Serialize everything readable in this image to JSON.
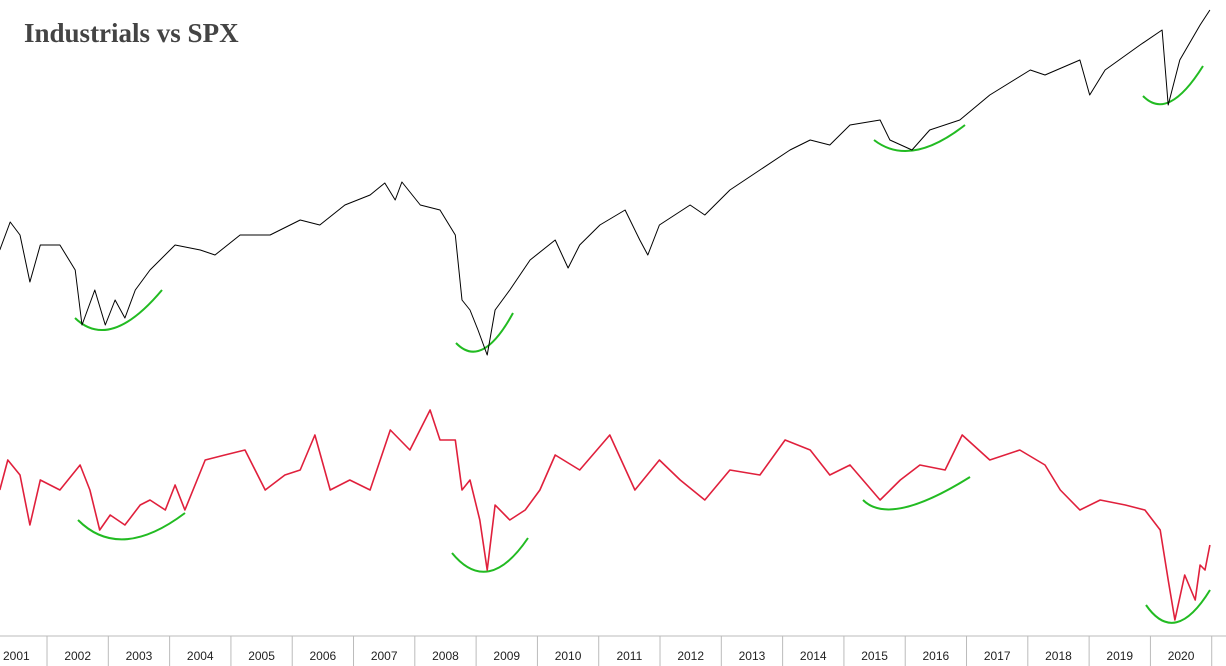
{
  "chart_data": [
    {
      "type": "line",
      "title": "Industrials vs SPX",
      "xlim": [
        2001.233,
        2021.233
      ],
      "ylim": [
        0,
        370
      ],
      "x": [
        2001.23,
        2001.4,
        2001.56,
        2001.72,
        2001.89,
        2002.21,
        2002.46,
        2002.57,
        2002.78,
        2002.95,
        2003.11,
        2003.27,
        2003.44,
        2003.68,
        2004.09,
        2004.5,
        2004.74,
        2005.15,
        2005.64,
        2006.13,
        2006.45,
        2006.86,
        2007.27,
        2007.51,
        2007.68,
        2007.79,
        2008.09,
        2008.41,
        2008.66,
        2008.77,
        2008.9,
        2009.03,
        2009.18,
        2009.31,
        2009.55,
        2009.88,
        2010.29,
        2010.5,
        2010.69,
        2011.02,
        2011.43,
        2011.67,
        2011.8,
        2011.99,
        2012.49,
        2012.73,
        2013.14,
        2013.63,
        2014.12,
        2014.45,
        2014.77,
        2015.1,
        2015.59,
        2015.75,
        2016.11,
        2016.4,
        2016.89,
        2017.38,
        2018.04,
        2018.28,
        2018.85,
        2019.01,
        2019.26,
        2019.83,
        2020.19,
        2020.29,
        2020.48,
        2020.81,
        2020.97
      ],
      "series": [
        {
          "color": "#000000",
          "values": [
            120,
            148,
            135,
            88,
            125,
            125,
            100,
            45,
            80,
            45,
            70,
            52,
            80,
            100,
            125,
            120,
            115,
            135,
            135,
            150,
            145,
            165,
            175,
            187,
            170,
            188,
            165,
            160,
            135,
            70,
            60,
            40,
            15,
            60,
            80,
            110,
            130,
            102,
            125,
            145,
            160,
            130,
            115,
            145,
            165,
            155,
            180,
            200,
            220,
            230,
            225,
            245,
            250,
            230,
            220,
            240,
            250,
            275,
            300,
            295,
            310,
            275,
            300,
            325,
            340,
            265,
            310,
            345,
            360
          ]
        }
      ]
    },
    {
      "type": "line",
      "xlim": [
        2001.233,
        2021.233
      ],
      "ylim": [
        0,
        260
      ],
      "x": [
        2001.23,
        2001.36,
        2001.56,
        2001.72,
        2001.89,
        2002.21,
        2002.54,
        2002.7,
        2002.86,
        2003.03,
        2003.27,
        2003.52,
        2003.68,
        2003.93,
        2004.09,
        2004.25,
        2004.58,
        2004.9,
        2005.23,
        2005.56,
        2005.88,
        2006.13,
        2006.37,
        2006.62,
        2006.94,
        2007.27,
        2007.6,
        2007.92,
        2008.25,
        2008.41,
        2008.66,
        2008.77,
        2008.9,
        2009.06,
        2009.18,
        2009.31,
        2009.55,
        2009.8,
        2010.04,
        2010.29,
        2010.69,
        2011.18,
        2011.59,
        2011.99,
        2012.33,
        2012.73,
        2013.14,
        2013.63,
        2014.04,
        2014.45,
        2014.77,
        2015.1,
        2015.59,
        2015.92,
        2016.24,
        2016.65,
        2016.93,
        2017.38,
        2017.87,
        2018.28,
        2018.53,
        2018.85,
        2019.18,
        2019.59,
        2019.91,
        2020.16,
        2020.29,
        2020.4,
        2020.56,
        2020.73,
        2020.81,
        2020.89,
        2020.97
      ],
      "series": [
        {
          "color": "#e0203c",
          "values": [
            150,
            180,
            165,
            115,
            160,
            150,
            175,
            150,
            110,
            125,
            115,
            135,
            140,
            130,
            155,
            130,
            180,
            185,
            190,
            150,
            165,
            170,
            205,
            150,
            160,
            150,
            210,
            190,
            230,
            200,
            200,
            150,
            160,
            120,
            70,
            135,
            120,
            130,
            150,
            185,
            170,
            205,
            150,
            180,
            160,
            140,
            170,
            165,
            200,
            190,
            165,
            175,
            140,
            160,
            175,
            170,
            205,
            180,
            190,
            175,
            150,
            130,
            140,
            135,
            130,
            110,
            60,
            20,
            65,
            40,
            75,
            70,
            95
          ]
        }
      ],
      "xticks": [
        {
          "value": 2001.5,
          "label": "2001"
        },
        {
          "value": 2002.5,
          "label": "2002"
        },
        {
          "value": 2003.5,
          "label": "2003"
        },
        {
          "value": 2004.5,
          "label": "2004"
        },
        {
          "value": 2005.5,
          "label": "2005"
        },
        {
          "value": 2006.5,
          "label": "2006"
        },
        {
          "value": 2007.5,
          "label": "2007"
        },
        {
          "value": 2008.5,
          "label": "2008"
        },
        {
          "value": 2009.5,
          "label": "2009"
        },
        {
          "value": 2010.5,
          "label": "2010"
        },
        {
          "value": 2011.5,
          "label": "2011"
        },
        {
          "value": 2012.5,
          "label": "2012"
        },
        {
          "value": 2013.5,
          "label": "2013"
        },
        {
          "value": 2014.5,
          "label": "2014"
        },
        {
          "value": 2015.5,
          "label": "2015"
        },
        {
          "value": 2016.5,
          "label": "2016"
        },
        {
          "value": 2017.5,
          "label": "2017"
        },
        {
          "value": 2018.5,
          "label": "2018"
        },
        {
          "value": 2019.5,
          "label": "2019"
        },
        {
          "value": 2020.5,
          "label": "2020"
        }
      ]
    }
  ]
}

====

=== EXERCISE OBJECTIVE ===
Reproduce the entries above word for word. Pictures stay out.

=== THE SOLUTION ===
Serialize everything readable in this image to JSON.
{
  "chart_data": [
    {
      "type": "line",
      "title": "Industrials vs SPX",
      "xlim": [
        2001.233,
        2021.233
      ],
      "ylim": [
        0,
        370
      ],
      "x": [
        2001.23,
        2001.4,
        2001.56,
        2001.72,
        2001.89,
        2002.21,
        2002.46,
        2002.57,
        2002.78,
        2002.95,
        2003.11,
        2003.27,
        2003.44,
        2003.68,
        2004.09,
        2004.5,
        2004.74,
        2005.15,
        2005.64,
        2006.13,
        2006.45,
        2006.86,
        2007.27,
        2007.51,
        2007.68,
        2007.79,
        2008.09,
        2008.41,
        2008.66,
        2008.77,
        2008.9,
        2009.03,
        2009.18,
        2009.31,
        2009.55,
        2009.88,
        2010.29,
        2010.5,
        2010.69,
        2011.02,
        2011.43,
        2011.67,
        2011.8,
        2011.99,
        2012.49,
        2012.73,
        2013.14,
        2013.63,
        2014.12,
        2014.45,
        2014.77,
        2015.1,
        2015.59,
        2015.75,
        2016.11,
        2016.4,
        2016.89,
        2017.38,
        2018.04,
        2018.28,
        2018.85,
        2019.01,
        2019.26,
        2019.83,
        2020.19,
        2020.29,
        2020.48,
        2020.81,
        2020.97
      ],
      "series": [
        {
          "color": "#000000",
          "values": [
            120,
            148,
            135,
            88,
            125,
            125,
            100,
            45,
            80,
            45,
            70,
            52,
            80,
            100,
            125,
            120,
            115,
            135,
            135,
            150,
            145,
            165,
            175,
            187,
            170,
            188,
            165,
            160,
            135,
            70,
            60,
            40,
            15,
            60,
            80,
            110,
            130,
            102,
            125,
            145,
            160,
            130,
            115,
            145,
            165,
            155,
            180,
            200,
            220,
            230,
            225,
            245,
            250,
            230,
            220,
            240,
            250,
            275,
            300,
            295,
            310,
            275,
            300,
            325,
            340,
            265,
            310,
            345,
            360
          ]
        }
      ]
    },
    {
      "type": "line",
      "xlim": [
        2001.233,
        2021.233
      ],
      "ylim": [
        0,
        260
      ],
      "x": [
        2001.23,
        2001.36,
        2001.56,
        2001.72,
        2001.89,
        2002.21,
        2002.54,
        2002.7,
        2002.86,
        2003.03,
        2003.27,
        2003.52,
        2003.68,
        2003.93,
        2004.09,
        2004.25,
        2004.58,
        2004.9,
        2005.23,
        2005.56,
        2005.88,
        2006.13,
        2006.37,
        2006.62,
        2006.94,
        2007.27,
        2007.6,
        2007.92,
        2008.25,
        2008.41,
        2008.66,
        2008.77,
        2008.9,
        2009.06,
        2009.18,
        2009.31,
        2009.55,
        2009.8,
        2010.04,
        2010.29,
        2010.69,
        2011.18,
        2011.59,
        2011.99,
        2012.33,
        2012.73,
        2013.14,
        2013.63,
        2014.04,
        2014.45,
        2014.77,
        2015.1,
        2015.59,
        2015.92,
        2016.24,
        2016.65,
        2016.93,
        2017.38,
        2017.87,
        2018.28,
        2018.53,
        2018.85,
        2019.18,
        2019.59,
        2019.91,
        2020.16,
        2020.29,
        2020.4,
        2020.56,
        2020.73,
        2020.81,
        2020.89,
        2020.97
      ],
      "series": [
        {
          "color": "#e0203c",
          "values": [
            150,
            180,
            165,
            115,
            160,
            150,
            175,
            150,
            110,
            125,
            115,
            135,
            140,
            130,
            155,
            130,
            180,
            185,
            190,
            150,
            165,
            170,
            205,
            150,
            160,
            150,
            210,
            190,
            230,
            200,
            200,
            150,
            160,
            120,
            70,
            135,
            120,
            130,
            150,
            185,
            170,
            205,
            150,
            180,
            160,
            140,
            170,
            165,
            200,
            190,
            165,
            175,
            140,
            160,
            175,
            170,
            205,
            180,
            190,
            175,
            150,
            130,
            140,
            135,
            130,
            110,
            60,
            20,
            65,
            40,
            75,
            70,
            95
          ]
        }
      ],
      "xticks": [
        {
          "value": 2001.5,
          "label": "2001"
        },
        {
          "value": 2002.5,
          "label": "2002"
        },
        {
          "value": 2003.5,
          "label": "2003"
        },
        {
          "value": 2004.5,
          "label": "2004"
        },
        {
          "value": 2005.5,
          "label": "2005"
        },
        {
          "value": 2006.5,
          "label": "2006"
        },
        {
          "value": 2007.5,
          "label": "2007"
        },
        {
          "value": 2008.5,
          "label": "2008"
        },
        {
          "value": 2009.5,
          "label": "2009"
        },
        {
          "value": 2010.5,
          "label": "2010"
        },
        {
          "value": 2011.5,
          "label": "2011"
        },
        {
          "value": 2012.5,
          "label": "2012"
        },
        {
          "value": 2013.5,
          "label": "2013"
        },
        {
          "value": 2014.5,
          "label": "2014"
        },
        {
          "value": 2015.5,
          "label": "2015"
        },
        {
          "value": 2016.5,
          "label": "2016"
        },
        {
          "value": 2017.5,
          "label": "2017"
        },
        {
          "value": 2018.5,
          "label": "2018"
        },
        {
          "value": 2019.5,
          "label": "2019"
        },
        {
          "value": 2020.5,
          "label": "2020"
        }
      ]
    }
  ]
}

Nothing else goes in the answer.